→ Your instructions: Pick out every line in the data below that holds "에디션이".

→ Given information:
## Begin

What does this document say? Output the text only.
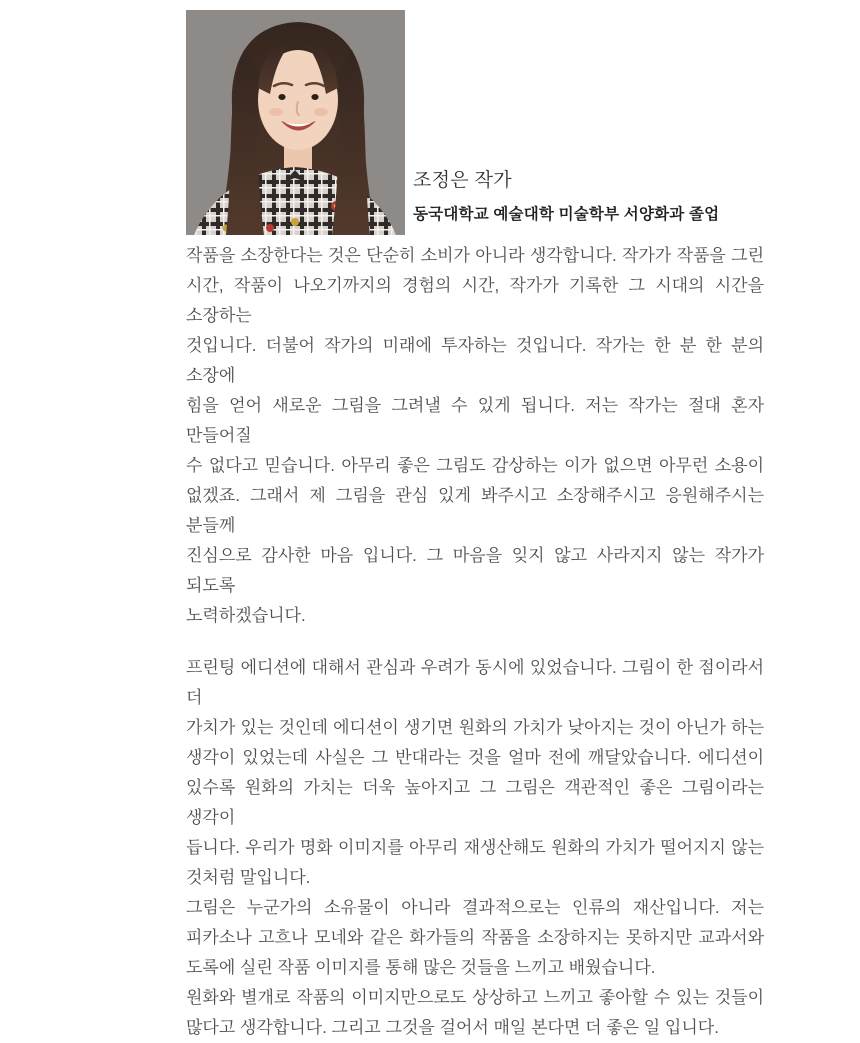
조정은 작가
동국대학교 예술대학 미술학부 서양화과 졸업
작품을 소장한다는 것은 단순히 소비가 아니라 생각합니다. 작가가 작품을 그린
시간, 작품이 나오기까지의 경험의 시간, 작가가 기록한 그 시대의 시간을 소장하는
것입니다. 더불어 작가의 미래에 투자하는 것입니다. 작가는 한 분 한 분의 소장에
힘을 얻어 새로운 그림을 그려낼 수 있게 됩니다. 저는 작가는 절대 혼자 만들어질
수 없다고 믿습니다. 아무리 좋은 그림도 감상하는 이가 없으면 아무런 소용이
없겠죠. 그래서 제 그림을 관심 있게 봐주시고 소장해주시고 응원해주시는 분들께
진심으로 감사한 마음 입니다. 그 마음을 잊지 않고 사라지지 않는 작가가 되도록
노력하겠습니다.
프린팅 에디션에 대해서 관심과 우려가 동시에 있었습니다. 그림이 한 점이라서 더
가치가 있는 것인데 에디션이 생기면 원화의 가치가 낮아지는 것이 아닌가 하는
생각이 있었는데 사실은 그 반대라는 것을 얼마 전에 깨달았습니다. 에디션이
있수록 원화의 가치는 더욱 높아지고 그 그림은 객관적인 좋은 그림이라는 생각이
듭니다. 우리가 명화 이미지를 아무리 재생산해도 원화의 가치가 떨어지지 않는
것처럼 말입니다.
그림은 누군가의 소유물이 아니라 결과적으로는 인류의 재산입니다. 저는
피카소나 고흐나 모네와 같은 화가들의 작품을 소장하지는 못하지만 교과서와
도록에 실린 작품 이미지를 통해 많은 것들을 느끼고 배웠습니다.
원화와 별개로 작품의 이미지만으로도 상상하고 느끼고 좋아할 수 있는 것들이
많다고 생각합니다. 그리고 그것을 걸어서 매일 본다면 더 좋은 일 입니다.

## End

→ Reply:
가치가 있는 것인데 에디션이 생기면 원화의 가치가 낮아지는 것이 아닌가 하는
생각이 있었는데 사실은 그 반대라는 것을 얼마 전에 깨달았습니다. 에디션이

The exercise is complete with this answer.